Records for the exercise >>
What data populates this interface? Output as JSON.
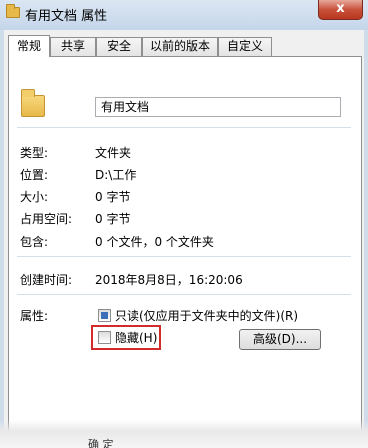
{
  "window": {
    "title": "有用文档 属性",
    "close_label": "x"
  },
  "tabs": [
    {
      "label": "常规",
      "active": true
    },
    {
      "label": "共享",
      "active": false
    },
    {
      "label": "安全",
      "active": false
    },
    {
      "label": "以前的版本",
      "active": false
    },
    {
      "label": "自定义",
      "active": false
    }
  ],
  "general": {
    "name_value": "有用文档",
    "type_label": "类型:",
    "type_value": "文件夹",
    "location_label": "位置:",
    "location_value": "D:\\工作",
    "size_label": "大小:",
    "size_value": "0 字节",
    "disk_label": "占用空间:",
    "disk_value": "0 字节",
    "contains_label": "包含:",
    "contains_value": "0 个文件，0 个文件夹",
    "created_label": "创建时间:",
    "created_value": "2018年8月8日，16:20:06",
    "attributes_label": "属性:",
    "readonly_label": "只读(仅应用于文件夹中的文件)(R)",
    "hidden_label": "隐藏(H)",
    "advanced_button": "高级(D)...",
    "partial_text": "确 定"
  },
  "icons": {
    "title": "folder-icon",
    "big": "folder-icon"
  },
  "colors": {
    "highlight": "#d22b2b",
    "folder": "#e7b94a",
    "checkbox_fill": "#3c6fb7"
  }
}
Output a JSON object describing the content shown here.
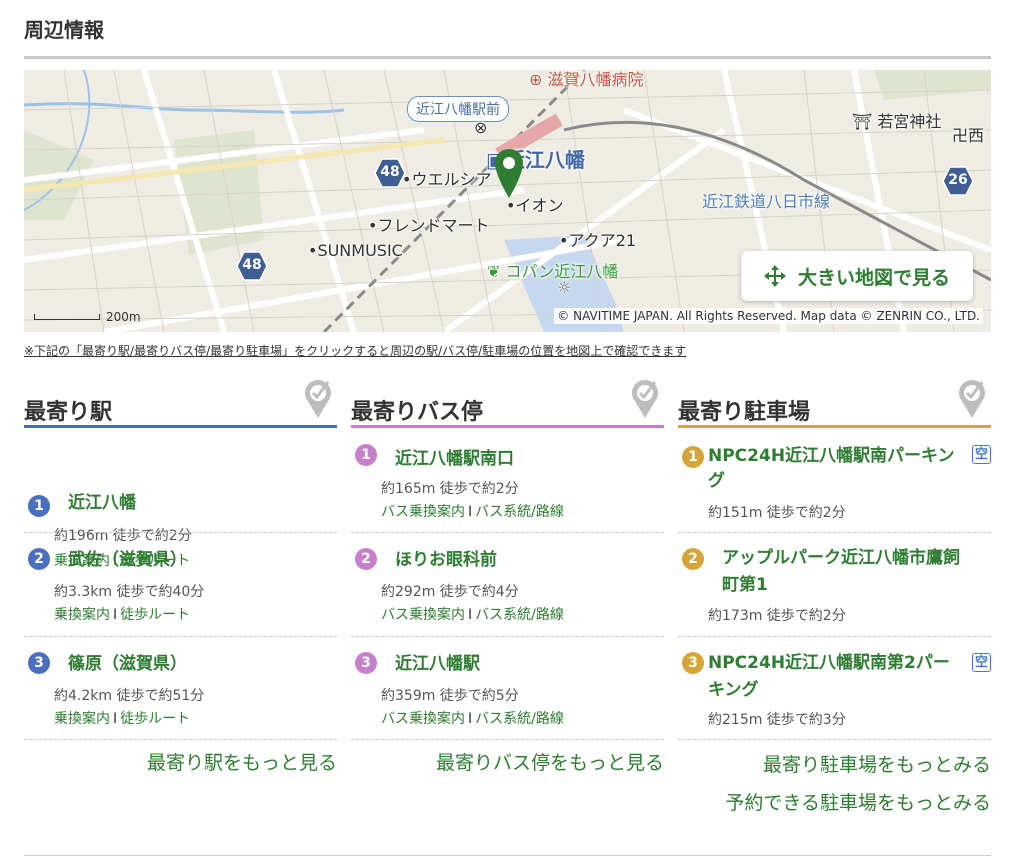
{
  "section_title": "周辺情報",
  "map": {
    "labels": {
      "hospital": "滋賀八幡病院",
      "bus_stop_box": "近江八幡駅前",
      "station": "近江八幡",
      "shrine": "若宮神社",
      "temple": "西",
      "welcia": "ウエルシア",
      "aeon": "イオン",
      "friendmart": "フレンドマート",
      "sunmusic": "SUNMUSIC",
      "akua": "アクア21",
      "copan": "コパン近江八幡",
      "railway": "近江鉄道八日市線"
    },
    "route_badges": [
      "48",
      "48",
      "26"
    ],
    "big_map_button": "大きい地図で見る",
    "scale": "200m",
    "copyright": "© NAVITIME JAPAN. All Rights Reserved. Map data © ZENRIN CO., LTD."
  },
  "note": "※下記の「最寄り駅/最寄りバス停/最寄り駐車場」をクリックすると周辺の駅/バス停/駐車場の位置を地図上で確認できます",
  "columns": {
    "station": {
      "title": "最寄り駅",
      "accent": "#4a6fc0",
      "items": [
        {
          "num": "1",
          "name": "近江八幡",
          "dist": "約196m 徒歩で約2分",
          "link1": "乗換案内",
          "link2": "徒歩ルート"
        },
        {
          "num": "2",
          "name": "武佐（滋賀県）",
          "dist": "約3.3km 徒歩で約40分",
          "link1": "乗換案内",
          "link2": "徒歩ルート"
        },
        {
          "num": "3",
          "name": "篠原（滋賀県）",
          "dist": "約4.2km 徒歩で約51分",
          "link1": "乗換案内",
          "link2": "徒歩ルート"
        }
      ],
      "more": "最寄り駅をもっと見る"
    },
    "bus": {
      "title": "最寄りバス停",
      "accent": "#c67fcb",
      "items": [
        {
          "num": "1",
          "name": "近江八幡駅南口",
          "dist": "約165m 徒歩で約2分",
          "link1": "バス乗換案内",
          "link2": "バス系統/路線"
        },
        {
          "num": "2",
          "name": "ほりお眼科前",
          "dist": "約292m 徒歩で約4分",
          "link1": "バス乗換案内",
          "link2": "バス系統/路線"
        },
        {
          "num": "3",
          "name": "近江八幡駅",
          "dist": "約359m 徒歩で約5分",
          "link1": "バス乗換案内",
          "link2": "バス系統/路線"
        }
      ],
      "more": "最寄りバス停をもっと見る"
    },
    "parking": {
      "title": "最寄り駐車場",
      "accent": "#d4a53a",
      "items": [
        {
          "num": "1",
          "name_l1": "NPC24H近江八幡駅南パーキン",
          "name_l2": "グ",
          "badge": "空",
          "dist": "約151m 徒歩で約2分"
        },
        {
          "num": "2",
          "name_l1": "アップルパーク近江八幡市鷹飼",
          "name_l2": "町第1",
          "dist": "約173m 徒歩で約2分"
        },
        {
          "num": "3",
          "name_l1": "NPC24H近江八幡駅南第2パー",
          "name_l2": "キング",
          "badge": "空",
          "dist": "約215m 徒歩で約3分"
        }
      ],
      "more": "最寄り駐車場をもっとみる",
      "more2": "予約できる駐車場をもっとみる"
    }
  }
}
* * *
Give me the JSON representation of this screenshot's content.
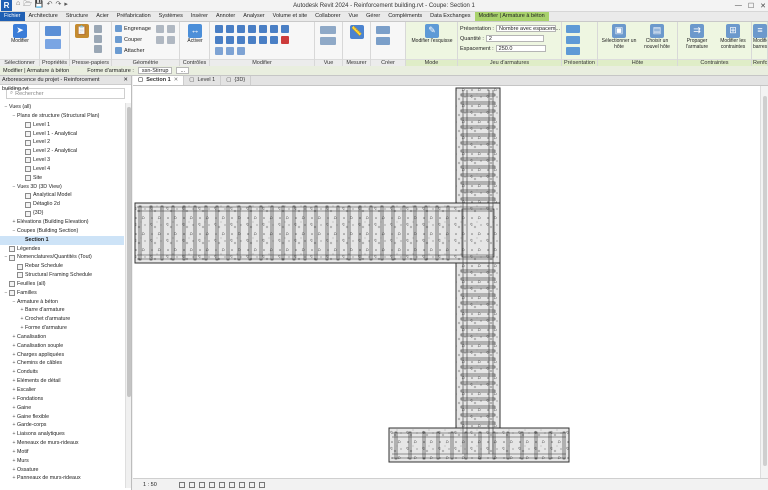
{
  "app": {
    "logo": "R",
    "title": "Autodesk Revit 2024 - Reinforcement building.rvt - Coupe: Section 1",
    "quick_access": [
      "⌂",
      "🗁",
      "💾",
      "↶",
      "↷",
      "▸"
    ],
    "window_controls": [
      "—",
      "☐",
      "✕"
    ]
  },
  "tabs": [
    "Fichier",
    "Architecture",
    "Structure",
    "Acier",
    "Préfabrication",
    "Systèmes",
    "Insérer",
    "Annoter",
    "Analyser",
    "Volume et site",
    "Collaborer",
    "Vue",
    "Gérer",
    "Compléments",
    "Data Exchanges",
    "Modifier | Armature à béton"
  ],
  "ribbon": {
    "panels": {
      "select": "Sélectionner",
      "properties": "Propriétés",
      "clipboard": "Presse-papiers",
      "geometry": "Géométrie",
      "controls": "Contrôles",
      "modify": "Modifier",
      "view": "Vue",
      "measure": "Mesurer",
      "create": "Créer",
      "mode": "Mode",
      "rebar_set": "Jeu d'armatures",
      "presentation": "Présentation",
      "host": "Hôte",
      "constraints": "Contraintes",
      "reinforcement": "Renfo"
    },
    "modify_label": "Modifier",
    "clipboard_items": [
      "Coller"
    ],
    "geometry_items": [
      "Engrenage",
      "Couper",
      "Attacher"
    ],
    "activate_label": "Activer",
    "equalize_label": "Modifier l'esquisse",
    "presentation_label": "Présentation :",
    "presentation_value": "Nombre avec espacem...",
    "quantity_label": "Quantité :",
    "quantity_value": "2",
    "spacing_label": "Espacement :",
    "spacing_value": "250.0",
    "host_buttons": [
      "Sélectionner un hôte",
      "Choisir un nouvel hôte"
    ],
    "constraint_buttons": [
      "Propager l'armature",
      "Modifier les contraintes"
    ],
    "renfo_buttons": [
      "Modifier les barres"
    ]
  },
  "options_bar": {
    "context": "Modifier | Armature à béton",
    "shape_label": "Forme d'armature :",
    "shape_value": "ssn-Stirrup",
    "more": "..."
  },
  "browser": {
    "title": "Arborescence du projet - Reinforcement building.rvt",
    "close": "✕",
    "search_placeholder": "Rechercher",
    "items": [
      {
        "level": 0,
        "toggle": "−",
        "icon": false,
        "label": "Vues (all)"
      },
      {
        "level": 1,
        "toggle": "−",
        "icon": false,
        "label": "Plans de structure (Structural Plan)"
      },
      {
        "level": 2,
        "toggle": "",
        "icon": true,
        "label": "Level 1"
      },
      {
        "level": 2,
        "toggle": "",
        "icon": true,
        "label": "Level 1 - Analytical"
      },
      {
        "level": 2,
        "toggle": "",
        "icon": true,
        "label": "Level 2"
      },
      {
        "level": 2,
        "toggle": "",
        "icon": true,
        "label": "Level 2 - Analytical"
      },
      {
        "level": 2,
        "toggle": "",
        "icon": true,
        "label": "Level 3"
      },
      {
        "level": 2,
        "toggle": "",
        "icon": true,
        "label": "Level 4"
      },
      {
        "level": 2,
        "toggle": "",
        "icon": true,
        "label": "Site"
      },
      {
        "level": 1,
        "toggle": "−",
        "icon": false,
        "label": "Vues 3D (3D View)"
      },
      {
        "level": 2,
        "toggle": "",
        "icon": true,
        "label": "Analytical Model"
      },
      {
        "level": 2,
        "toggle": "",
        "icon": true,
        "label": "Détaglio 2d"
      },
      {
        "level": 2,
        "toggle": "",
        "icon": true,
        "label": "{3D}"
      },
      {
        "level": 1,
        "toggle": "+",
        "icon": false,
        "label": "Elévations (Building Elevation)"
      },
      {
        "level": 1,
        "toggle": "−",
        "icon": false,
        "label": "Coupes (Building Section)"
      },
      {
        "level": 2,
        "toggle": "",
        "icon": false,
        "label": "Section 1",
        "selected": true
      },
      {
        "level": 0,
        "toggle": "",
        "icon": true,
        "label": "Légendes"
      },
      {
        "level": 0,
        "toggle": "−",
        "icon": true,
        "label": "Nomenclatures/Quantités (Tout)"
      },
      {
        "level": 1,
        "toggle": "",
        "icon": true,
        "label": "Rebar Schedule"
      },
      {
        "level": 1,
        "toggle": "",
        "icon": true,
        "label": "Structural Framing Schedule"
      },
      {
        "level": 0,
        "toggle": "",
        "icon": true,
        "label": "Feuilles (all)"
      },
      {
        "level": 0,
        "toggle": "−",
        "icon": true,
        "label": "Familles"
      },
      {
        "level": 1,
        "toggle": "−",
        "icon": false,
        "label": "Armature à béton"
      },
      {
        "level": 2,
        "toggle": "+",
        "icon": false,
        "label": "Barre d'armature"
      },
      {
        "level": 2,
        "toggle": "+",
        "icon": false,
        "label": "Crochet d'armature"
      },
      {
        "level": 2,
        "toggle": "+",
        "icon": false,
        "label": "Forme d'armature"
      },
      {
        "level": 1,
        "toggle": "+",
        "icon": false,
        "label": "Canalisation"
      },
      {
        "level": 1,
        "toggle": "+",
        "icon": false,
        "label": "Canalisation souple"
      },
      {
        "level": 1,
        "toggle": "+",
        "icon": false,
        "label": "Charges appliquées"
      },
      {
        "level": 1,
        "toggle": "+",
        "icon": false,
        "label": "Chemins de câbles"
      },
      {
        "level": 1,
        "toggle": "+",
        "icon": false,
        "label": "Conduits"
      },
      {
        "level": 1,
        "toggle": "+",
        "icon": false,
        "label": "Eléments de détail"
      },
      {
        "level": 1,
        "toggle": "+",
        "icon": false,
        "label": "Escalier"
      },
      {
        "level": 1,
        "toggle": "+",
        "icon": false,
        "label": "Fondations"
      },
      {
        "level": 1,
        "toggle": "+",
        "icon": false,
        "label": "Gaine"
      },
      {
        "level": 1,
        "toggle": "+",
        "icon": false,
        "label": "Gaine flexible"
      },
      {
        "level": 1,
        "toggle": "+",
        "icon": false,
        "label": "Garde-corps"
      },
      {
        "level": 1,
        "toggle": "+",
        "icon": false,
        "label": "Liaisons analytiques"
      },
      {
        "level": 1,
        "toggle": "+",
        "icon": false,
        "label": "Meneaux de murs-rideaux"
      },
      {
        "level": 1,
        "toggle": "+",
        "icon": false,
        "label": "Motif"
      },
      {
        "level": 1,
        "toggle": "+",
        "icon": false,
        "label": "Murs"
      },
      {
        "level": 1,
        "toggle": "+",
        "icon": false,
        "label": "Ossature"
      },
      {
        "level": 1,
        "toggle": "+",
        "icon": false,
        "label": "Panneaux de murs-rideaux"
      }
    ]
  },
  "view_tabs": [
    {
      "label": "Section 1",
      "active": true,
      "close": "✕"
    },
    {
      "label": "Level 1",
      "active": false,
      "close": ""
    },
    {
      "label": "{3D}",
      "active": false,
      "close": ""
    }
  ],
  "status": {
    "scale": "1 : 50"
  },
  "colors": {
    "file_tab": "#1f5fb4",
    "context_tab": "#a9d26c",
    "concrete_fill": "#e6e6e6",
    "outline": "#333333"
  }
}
---
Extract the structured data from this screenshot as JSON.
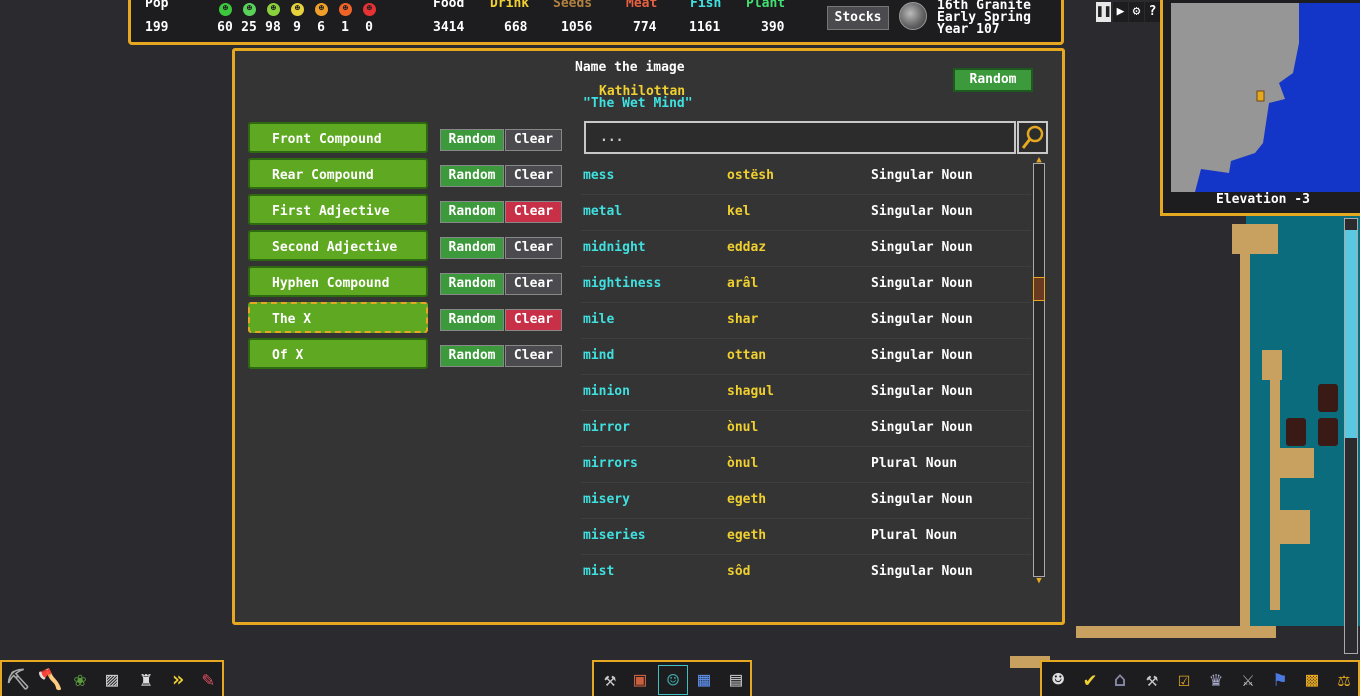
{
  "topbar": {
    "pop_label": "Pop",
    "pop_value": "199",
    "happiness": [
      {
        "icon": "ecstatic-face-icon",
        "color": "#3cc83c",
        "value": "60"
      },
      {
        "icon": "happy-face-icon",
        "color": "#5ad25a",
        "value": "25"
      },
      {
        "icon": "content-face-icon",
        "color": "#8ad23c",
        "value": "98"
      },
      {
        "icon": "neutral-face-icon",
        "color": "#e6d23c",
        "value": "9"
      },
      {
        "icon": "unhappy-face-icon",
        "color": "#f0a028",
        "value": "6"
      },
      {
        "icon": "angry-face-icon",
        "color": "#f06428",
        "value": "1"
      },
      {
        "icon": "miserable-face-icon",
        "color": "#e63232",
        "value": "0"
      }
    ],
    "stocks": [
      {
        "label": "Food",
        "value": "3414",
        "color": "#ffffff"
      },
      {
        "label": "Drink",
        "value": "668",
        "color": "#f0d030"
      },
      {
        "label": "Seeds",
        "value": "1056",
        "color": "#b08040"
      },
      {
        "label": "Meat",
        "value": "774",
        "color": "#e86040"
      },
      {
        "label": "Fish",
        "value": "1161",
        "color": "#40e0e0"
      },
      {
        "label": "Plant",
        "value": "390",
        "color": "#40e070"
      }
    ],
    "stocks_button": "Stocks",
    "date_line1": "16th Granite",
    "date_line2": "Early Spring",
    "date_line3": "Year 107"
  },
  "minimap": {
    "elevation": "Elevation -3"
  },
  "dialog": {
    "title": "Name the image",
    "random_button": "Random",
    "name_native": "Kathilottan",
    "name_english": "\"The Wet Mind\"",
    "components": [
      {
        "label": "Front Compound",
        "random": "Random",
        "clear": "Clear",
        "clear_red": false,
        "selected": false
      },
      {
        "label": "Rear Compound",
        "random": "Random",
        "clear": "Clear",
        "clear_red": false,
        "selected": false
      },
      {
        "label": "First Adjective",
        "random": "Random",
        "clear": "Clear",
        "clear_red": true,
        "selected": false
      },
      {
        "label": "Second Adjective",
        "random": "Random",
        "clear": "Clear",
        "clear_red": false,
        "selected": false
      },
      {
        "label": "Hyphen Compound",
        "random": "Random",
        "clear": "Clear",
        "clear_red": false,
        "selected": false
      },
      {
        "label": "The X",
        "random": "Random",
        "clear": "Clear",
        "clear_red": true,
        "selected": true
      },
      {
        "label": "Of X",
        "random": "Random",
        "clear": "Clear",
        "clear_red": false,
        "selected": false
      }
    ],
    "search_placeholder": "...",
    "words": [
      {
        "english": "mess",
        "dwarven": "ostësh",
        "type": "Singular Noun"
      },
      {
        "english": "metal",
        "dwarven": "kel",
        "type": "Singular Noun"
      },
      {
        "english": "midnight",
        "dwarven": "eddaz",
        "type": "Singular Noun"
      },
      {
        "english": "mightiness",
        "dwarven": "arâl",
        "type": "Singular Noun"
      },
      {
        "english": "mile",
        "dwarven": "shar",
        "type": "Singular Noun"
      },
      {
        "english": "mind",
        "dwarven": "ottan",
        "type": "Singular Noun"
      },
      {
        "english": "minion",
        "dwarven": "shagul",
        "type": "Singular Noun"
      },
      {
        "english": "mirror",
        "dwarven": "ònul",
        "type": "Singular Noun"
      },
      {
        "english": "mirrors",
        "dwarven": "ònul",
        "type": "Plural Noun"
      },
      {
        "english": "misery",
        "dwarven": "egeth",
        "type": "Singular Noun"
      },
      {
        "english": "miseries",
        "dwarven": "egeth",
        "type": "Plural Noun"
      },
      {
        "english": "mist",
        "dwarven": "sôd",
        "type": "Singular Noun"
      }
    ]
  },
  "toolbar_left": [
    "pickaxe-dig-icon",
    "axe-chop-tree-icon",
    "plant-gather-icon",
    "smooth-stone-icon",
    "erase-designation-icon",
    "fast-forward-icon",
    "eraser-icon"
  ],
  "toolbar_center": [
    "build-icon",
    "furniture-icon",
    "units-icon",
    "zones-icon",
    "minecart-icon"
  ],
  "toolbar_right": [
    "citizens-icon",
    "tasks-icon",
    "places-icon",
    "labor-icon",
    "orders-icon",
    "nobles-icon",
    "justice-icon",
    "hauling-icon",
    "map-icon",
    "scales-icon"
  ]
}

Problem >>
Show each line in the entries that holds the string "Canalisation".

Exercise solution >>
        "label": "Canalisation"
        "label": "Canalisation souple"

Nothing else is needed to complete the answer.